GIVEN REQUEST>
Copy down every line where the string "Covered" shows up.

INPUT FOR THIS TASK>
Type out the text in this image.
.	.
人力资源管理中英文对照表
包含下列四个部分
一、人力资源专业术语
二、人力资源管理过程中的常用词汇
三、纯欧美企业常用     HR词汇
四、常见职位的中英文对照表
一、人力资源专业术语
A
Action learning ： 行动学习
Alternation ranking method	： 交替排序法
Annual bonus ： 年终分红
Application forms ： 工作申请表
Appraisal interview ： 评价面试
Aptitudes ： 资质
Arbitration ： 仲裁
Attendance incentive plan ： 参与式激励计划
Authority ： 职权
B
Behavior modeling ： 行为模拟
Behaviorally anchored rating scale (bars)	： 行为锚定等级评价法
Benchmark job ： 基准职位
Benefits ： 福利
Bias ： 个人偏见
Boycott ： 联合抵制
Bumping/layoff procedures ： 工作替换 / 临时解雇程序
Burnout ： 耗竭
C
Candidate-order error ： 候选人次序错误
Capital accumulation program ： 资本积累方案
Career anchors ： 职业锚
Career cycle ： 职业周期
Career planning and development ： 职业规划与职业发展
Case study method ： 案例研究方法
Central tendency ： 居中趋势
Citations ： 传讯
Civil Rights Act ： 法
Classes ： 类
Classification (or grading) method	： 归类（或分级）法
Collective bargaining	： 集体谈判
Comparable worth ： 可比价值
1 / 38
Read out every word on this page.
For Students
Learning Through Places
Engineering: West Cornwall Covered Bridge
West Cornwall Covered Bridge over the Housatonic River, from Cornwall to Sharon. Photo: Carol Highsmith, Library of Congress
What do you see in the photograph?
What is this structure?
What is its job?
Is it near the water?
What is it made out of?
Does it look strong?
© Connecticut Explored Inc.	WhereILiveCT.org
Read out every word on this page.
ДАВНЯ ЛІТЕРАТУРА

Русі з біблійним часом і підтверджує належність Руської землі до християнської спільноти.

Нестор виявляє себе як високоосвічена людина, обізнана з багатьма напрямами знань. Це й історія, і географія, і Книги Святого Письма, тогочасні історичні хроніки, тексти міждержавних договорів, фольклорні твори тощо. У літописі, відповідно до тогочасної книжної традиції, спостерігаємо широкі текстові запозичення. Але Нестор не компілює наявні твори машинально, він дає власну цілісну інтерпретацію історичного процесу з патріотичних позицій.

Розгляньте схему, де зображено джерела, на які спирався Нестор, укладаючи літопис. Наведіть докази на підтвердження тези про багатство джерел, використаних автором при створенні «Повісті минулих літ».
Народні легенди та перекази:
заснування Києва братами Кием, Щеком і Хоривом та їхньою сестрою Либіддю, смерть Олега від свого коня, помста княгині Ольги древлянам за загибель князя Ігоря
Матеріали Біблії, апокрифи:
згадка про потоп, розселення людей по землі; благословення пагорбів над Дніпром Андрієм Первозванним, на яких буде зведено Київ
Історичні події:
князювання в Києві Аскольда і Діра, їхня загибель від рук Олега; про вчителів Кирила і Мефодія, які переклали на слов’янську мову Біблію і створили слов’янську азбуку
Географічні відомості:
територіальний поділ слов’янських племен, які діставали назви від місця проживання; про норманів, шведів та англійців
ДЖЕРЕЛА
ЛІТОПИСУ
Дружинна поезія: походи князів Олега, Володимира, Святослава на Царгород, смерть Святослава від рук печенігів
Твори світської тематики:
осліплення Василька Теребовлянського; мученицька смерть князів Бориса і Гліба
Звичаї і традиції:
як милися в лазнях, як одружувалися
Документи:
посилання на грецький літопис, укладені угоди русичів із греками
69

WORKED SOLUTION>
Engineering: West Cornwall Covered Bridge
West Cornwall Covered Bridge over the Housatonic River, from Cornwall to Sharon. Photo: Carol Highsmith, Library of Congress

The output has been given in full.